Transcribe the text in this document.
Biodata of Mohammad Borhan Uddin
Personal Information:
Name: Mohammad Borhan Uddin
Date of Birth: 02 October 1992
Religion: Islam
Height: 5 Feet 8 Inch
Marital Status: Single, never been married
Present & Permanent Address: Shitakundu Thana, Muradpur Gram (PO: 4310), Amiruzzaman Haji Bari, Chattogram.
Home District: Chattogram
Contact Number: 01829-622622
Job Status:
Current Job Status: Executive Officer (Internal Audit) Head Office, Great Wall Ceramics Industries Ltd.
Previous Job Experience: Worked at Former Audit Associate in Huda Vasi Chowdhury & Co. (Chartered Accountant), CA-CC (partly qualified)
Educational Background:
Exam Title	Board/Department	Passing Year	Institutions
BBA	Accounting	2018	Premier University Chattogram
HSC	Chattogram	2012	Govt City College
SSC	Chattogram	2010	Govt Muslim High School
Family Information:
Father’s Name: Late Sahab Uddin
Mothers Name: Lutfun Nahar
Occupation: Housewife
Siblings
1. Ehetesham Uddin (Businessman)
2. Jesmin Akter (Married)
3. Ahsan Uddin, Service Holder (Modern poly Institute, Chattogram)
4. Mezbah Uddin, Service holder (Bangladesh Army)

# Task to complete
List all lines holding the string "Service".

# Expected output
3. Ahsan Uddin, Service Holder (Modern poly Institute, Chattogram)
4. Mezbah Uddin, Service holder (Bangladesh Army)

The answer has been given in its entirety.